(Saved entries)

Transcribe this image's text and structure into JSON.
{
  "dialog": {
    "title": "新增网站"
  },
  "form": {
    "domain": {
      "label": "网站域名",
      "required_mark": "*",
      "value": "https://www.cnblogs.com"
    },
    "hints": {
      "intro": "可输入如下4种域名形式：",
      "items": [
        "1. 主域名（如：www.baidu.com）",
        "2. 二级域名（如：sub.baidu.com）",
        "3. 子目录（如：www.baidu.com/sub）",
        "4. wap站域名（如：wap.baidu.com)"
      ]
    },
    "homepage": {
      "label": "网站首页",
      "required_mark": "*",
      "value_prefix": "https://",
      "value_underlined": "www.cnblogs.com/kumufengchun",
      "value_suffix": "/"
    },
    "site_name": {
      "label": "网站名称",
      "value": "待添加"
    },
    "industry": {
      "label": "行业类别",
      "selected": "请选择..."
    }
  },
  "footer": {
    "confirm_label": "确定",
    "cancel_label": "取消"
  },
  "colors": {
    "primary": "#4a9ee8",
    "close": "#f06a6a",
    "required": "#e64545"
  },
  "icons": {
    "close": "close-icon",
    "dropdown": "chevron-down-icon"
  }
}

Short task: Return each line of the listing that holds the string "https".

Written solution:
      "value": "https://www.cnblogs.com"
      "value_prefix": "https://",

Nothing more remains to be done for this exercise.